[Dataset entries]
--------------------------------------------------

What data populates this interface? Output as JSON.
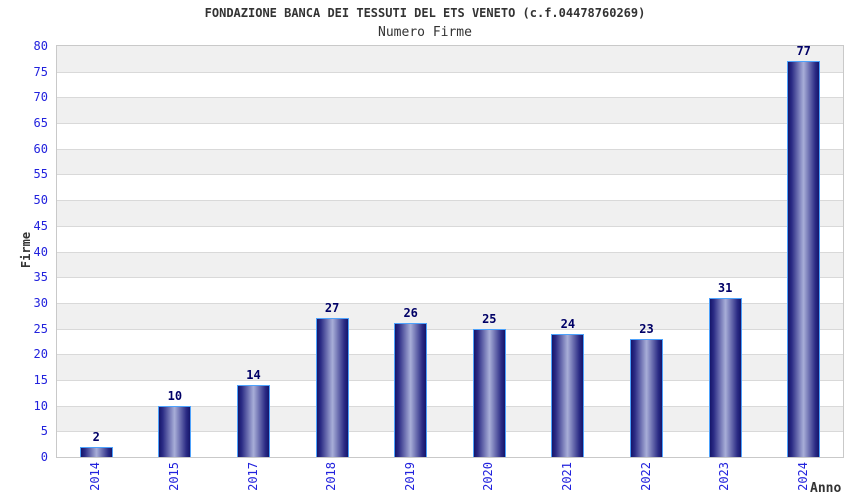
{
  "header": {
    "title": "FONDAZIONE BANCA DEI TESSUTI DEL ETS VENETO (c.f.04478760269)",
    "subtitle": "Numero Firme"
  },
  "chart_data": {
    "type": "bar",
    "title": "FONDAZIONE BANCA DEI TESSUTI DEL ETS VENETO (c.f.04478760269)",
    "subtitle": "Numero Firme",
    "xlabel": "Anno",
    "ylabel": "Firme",
    "categories": [
      "2014",
      "2015",
      "2017",
      "2018",
      "2019",
      "2020",
      "2021",
      "2022",
      "2023",
      "2024"
    ],
    "values": [
      2,
      10,
      14,
      27,
      26,
      25,
      24,
      23,
      31,
      77
    ],
    "ylim": [
      0,
      80
    ],
    "ytick_step": 5,
    "grid": "horizontal",
    "background_bands": "alternating",
    "legend": "none",
    "value_labels": "above-bars",
    "category_label_rotation": 90,
    "colors": {
      "bar_edge_dark": "#15156a",
      "bar_shoulder": "#2b2b85",
      "bar_center_light": "#a8aed8",
      "bar_border": "#4da2fc",
      "band_alt": "#f0f0f0",
      "band_base": "#ffffff",
      "grid_line": "#d9d9d9",
      "plot_border": "#c9c9c9",
      "tick_text": "#2222dd",
      "value_text": "#000066",
      "axis_title_text": "#333333",
      "title_text": "#333333"
    }
  }
}
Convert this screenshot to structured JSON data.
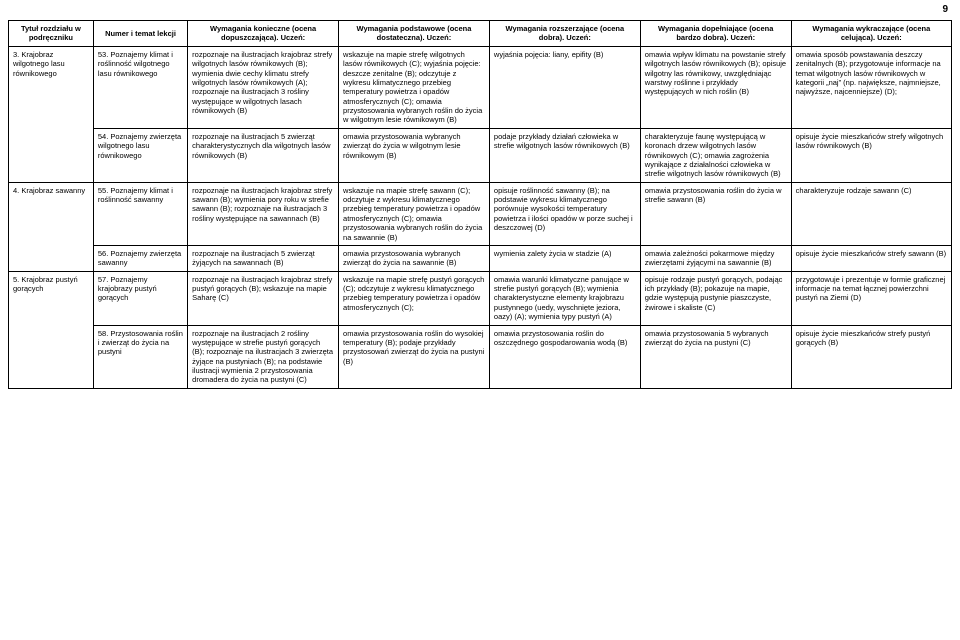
{
  "page_number": "9",
  "columns": [
    {
      "label": "Tytuł rozdziału\nw podręczniku",
      "width": "9%"
    },
    {
      "label": "Numer\ni temat lekcji",
      "width": "10%"
    },
    {
      "label": "Wymagania konieczne (ocena dopuszczająca). Uczeń:",
      "width": "16%"
    },
    {
      "label": "Wymagania podstawowe (ocena dostateczna). Uczeń:",
      "width": "16%"
    },
    {
      "label": "Wymagania rozszerzające (ocena dobra). Uczeń:",
      "width": "16%"
    },
    {
      "label": "Wymagania dopełniające (ocena bardzo dobra). Uczeń:",
      "width": "16%"
    },
    {
      "label": "Wymagania wykraczające (ocena celująca). Uczeń:",
      "width": "17%"
    }
  ],
  "rows": [
    {
      "chapter": "3. Krajobraz wilgotnego lasu równikowego",
      "chapter_rowspan": 2,
      "lesson": "53. Poznajemy klimat i roślinność wilgotnego lasu równikowego",
      "c2": "rozpoznaje na ilustracjach krajobraz strefy wilgotnych lasów równikowych (B); wymienia dwie cechy klimatu strefy wilgotnych lasów równikowych (A); rozpoznaje na ilustracjach 3 rośliny występujące w wilgotnych lasach równikowych (B)",
      "c3": "wskazuje na mapie strefę wilgotnych lasów równikowych (C); wyjaśnia pojęcie: deszcze zenitalne (B); odczytuje z wykresu klimatycznego przebieg temperatury powietrza i opadów atmosferycznych (C); omawia przystosowania wybranych roślin do życia w wilgotnym lesie równikowym (B)",
      "c4": "wyjaśnia pojęcia: liany, epifity (B)",
      "c5": "omawia wpływ klimatu na powstanie strefy wilgotnych lasów równikowych (B); opisuje wilgotny las równikowy, uwzględniając warstwy roślinne i przykłady występujących w nich roślin (B)",
      "c6": "omawia sposób powstawania deszczy zenitalnych (B); przygotowuje informacje na temat wilgotnych lasów równikowych w kategorii „naj” (np. największe, najmniejsze, najwyższe, najcenniejsze) (D);"
    },
    {
      "lesson": "54. Poznajemy zwierzęta wilgotnego lasu równikowego",
      "c2": "rozpoznaje na ilustracjach 5 zwierząt charakterystycznych dla wilgotnych lasów równikowych (B)",
      "c3": "omawia przystosowania wybranych zwierząt do życia w wilgotnym lesie równikowym (B)",
      "c4": "podaje przykłady działań człowieka w strefie wilgotnych lasów równikowych (B)",
      "c5": "charakteryzuje faunę występującą w koronach drzew wilgotnych lasów równikowych (C); omawia zagrożenia wynikające z działalności człowieka w strefie wilgotnych lasów równikowych (B)",
      "c6": "opisuje życie mieszkańców strefy wilgotnych lasów równikowych (B)"
    },
    {
      "chapter": "4. Krajobraz sawanny",
      "chapter_rowspan": 2,
      "lesson": "55. Poznajemy klimat i roślinność sawanny",
      "c2": "rozpoznaje na ilustracjach krajobraz strefy sawann (B); wymienia pory roku w strefie sawann (B); rozpoznaje na ilustracjach 3 rośliny występujące na sawannach (B)",
      "c3": "wskazuje na mapie strefę sawann (C); odczytuje z wykresu klimatycznego przebieg temperatury powietrza i opadów atmosferycznych (C); omawia przystosowania wybranych roślin do życia na sawannie (B)",
      "c4": "opisuje roślinność sawanny (B); na podstawie wykresu klimatycznego porównuje wysokości temperatury powietrza i ilości opadów w porze suchej i deszczowej (D)",
      "c5": "omawia przystosowania roślin do życia w strefie sawann (B)",
      "c6": "charakteryzuje rodzaje sawann (C)"
    },
    {
      "lesson": "56. Poznajemy zwierzęta sawanny",
      "c2": "rozpoznaje na ilustracjach 5 zwierząt żyjących na sawannach (B)",
      "c3": "omawia przystosowania wybranych zwierząt do życia na sawannie (B)",
      "c4": "wymienia zalety życia w stadzie (A)",
      "c5": "omawia zależności pokarmowe między zwierzętami żyjącymi na sawannie (B)",
      "c6": "opisuje życie mieszkańców strefy sawann (B)"
    },
    {
      "chapter": "5. Krajobraz pustyń gorących",
      "chapter_rowspan": 2,
      "lesson": "57. Poznajemy krajobrazy pustyń gorących",
      "c2": "rozpoznaje na ilustracjach krajobraz strefy pustyń gorących (B); wskazuje na mapie Saharę (C)",
      "c3": "wskazuje na mapie strefę pustyń gorących (C); odczytuje z wykresu klimatycznego przebieg temperatury powietrza i opadów atmosferycznych (C);",
      "c4": "omawia warunki klimatyczne panujące w strefie pustyń gorących (B); wymienia charakterystyczne elementy krajobrazu pustynnego (uedy, wyschnięte jeziora, oazy) (A); wymienia typy pustyń (A)",
      "c5": "opisuje rodzaje pustyń gorących, podając ich przykłady (B); pokazuje na mapie, gdzie występują pustynie piaszczyste, żwirowe i skaliste (C)",
      "c6": "przygotowuje i prezentuje w formie graficznej informacje na temat łącznej powierzchni pustyń na Ziemi (D)"
    },
    {
      "lesson": "58. Przystosowania roślin i zwierząt do życia na pustyni",
      "c2": "rozpoznaje na ilustracjach 2 rośliny występujące w strefie pustyń gorących (B); rozpoznaje na ilustracjach 3 zwierzęta żyjące na pustyniach (B); na podstawie ilustracji wymienia 2 przystosowania dromadera do życia na pustyni (C)",
      "c3": "omawia przystosowania roślin do wysokiej temperatury (B); podaje przykłady przystosowań zwierząt do życia na pustyni (B)",
      "c4": "omawia przystosowania roślin do oszczędnego gospodarowania wodą (B)",
      "c5": "omawia przystosowania 5 wybranych zwierząt do życia na pustyni (C)",
      "c6": "opisuje życie mieszkańców strefy pustyń gorących (B)"
    }
  ]
}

--------------------------------------------------

OBJECTIVE —
Write the material out again exactly as it appears, dropping the pictures.

ANSWER TO THIS EXERCISE —
What data populates this interface? Output as JSON.
{
  "header": {
    "title": "FONDAZIONE BANCA DEI TESSUTI DEL ETS VENETO (c.f.04478760269)",
    "subtitle": "Numero Firme"
  },
  "chart_data": {
    "type": "bar",
    "title": "FONDAZIONE BANCA DEI TESSUTI DEL ETS VENETO (c.f.04478760269)",
    "subtitle": "Numero Firme",
    "xlabel": "Anno",
    "ylabel": "Firme",
    "categories": [
      "2014",
      "2015",
      "2017",
      "2018",
      "2019",
      "2020",
      "2021",
      "2022",
      "2023",
      "2024"
    ],
    "values": [
      2,
      10,
      14,
      27,
      26,
      25,
      24,
      23,
      31,
      77
    ],
    "ylim": [
      0,
      80
    ],
    "ytick_step": 5,
    "grid": "horizontal",
    "background_bands": "alternating",
    "legend": "none",
    "value_labels": "above-bars",
    "category_label_rotation": 90,
    "colors": {
      "bar_edge_dark": "#15156a",
      "bar_shoulder": "#2b2b85",
      "bar_center_light": "#a8aed8",
      "bar_border": "#4da2fc",
      "band_alt": "#f0f0f0",
      "band_base": "#ffffff",
      "grid_line": "#d9d9d9",
      "plot_border": "#c9c9c9",
      "tick_text": "#2222dd",
      "value_text": "#000066",
      "axis_title_text": "#333333",
      "title_text": "#333333"
    }
  }
}
Convert this screenshot to structured JSON data.
{
  "page_number": "9",
  "columns": [
    {
      "label": "Tytuł rozdziału\nw podręczniku",
      "width": "9%"
    },
    {
      "label": "Numer\ni temat lekcji",
      "width": "10%"
    },
    {
      "label": "Wymagania konieczne (ocena dopuszczająca). Uczeń:",
      "width": "16%"
    },
    {
      "label": "Wymagania podstawowe (ocena dostateczna). Uczeń:",
      "width": "16%"
    },
    {
      "label": "Wymagania rozszerzające (ocena dobra). Uczeń:",
      "width": "16%"
    },
    {
      "label": "Wymagania dopełniające (ocena bardzo dobra). Uczeń:",
      "width": "16%"
    },
    {
      "label": "Wymagania wykraczające (ocena celująca). Uczeń:",
      "width": "17%"
    }
  ],
  "rows": [
    {
      "chapter": "3. Krajobraz wilgotnego lasu równikowego",
      "chapter_rowspan": 2,
      "lesson": "53. Poznajemy klimat i roślinność wilgotnego lasu równikowego",
      "c2": "rozpoznaje na ilustracjach krajobraz strefy wilgotnych lasów równikowych (B); wymienia dwie cechy klimatu strefy wilgotnych lasów równikowych (A); rozpoznaje na ilustracjach 3 rośliny występujące w wilgotnych lasach równikowych (B)",
      "c3": "wskazuje na mapie strefę wilgotnych lasów równikowych (C); wyjaśnia pojęcie: deszcze zenitalne (B); odczytuje z wykresu klimatycznego przebieg temperatury powietrza i opadów atmosferycznych (C); omawia przystosowania wybranych roślin do życia w wilgotnym lesie równikowym (B)",
      "c4": "wyjaśnia pojęcia: liany, epifity (B)",
      "c5": "omawia wpływ klimatu na powstanie strefy wilgotnych lasów równikowych (B); opisuje wilgotny las równikowy, uwzględniając warstwy roślinne i przykłady występujących w nich roślin (B)",
      "c6": "omawia sposób powstawania deszczy zenitalnych (B); przygotowuje informacje na temat wilgotnych lasów równikowych w kategorii „naj” (np. największe, najmniejsze, najwyższe, najcenniejsze) (D);"
    },
    {
      "lesson": "54. Poznajemy zwierzęta wilgotnego lasu równikowego",
      "c2": "rozpoznaje na ilustracjach 5 zwierząt charakterystycznych dla wilgotnych lasów równikowych (B)",
      "c3": "omawia przystosowania wybranych zwierząt do życia w wilgotnym lesie równikowym (B)",
      "c4": "podaje przykłady działań człowieka w strefie wilgotnych lasów równikowych (B)",
      "c5": "charakteryzuje faunę występującą w koronach drzew wilgotnych lasów równikowych (C); omawia zagrożenia wynikające z działalności człowieka w strefie wilgotnych lasów równikowych (B)",
      "c6": "opisuje życie mieszkańców strefy wilgotnych lasów równikowych (B)"
    },
    {
      "chapter": "4. Krajobraz sawanny",
      "chapter_rowspan": 2,
      "lesson": "55. Poznajemy klimat i roślinność sawanny",
      "c2": "rozpoznaje na ilustracjach krajobraz strefy sawann (B); wymienia pory roku w strefie sawann (B); rozpoznaje na ilustracjach 3 rośliny występujące na sawannach (B)",
      "c3": "wskazuje na mapie strefę sawann (C); odczytuje z wykresu klimatycznego przebieg temperatury powietrza i opadów atmosferycznych (C); omawia przystosowania wybranych roślin do życia na sawannie (B)",
      "c4": "opisuje roślinność sawanny (B); na podstawie wykresu klimatycznego porównuje wysokości temperatury powietrza i ilości opadów w porze suchej i deszczowej (D)",
      "c5": "omawia przystosowania roślin do życia w strefie sawann (B)",
      "c6": "charakteryzuje rodzaje sawann (C)"
    },
    {
      "lesson": "56. Poznajemy zwierzęta sawanny",
      "c2": "rozpoznaje na ilustracjach 5 zwierząt żyjących na sawannach (B)",
      "c3": "omawia przystosowania wybranych zwierząt do życia na sawannie (B)",
      "c4": "wymienia zalety życia w stadzie (A)",
      "c5": "omawia zależności pokarmowe między zwierzętami żyjącymi na sawannie (B)",
      "c6": "opisuje życie mieszkańców strefy sawann (B)"
    },
    {
      "chapter": "5. Krajobraz pustyń gorących",
      "chapter_rowspan": 2,
      "lesson": "57. Poznajemy krajobrazy pustyń gorących",
      "c2": "rozpoznaje na ilustracjach krajobraz strefy pustyń gorących (B); wskazuje na mapie Saharę (C)",
      "c3": "wskazuje na mapie strefę pustyń gorących (C); odczytuje z wykresu klimatycznego przebieg temperatury powietrza i opadów atmosferycznych (C);",
      "c4": "omawia warunki klimatyczne panujące w strefie pustyń gorących (B); wymienia charakterystyczne elementy krajobrazu pustynnego (uedy, wyschnięte jeziora, oazy) (A); wymienia typy pustyń (A)",
      "c5": "opisuje rodzaje pustyń gorących, podając ich przykłady (B); pokazuje na mapie, gdzie występują pustynie piaszczyste, żwirowe i skaliste (C)",
      "c6": "przygotowuje i prezentuje w formie graficznej informacje na temat łącznej powierzchni pustyń na Ziemi (D)"
    },
    {
      "lesson": "58. Przystosowania roślin i zwierząt do życia na pustyni",
      "c2": "rozpoznaje na ilustracjach 2 rośliny występujące w strefie pustyń gorących (B); rozpoznaje na ilustracjach 3 zwierzęta żyjące na pustyniach (B); na podstawie ilustracji wymienia 2 przystosowania dromadera do życia na pustyni (C)",
      "c3": "omawia przystosowania roślin do wysokiej temperatury (B); podaje przykłady przystosowań zwierząt do życia na pustyni (B)",
      "c4": "omawia przystosowania roślin do oszczędnego gospodarowania wodą (B)",
      "c5": "omawia przystosowania 5 wybranych zwierząt do życia na pustyni (C)",
      "c6": "opisuje życie mieszkańców strefy pustyń gorących (B)"
    }
  ]
}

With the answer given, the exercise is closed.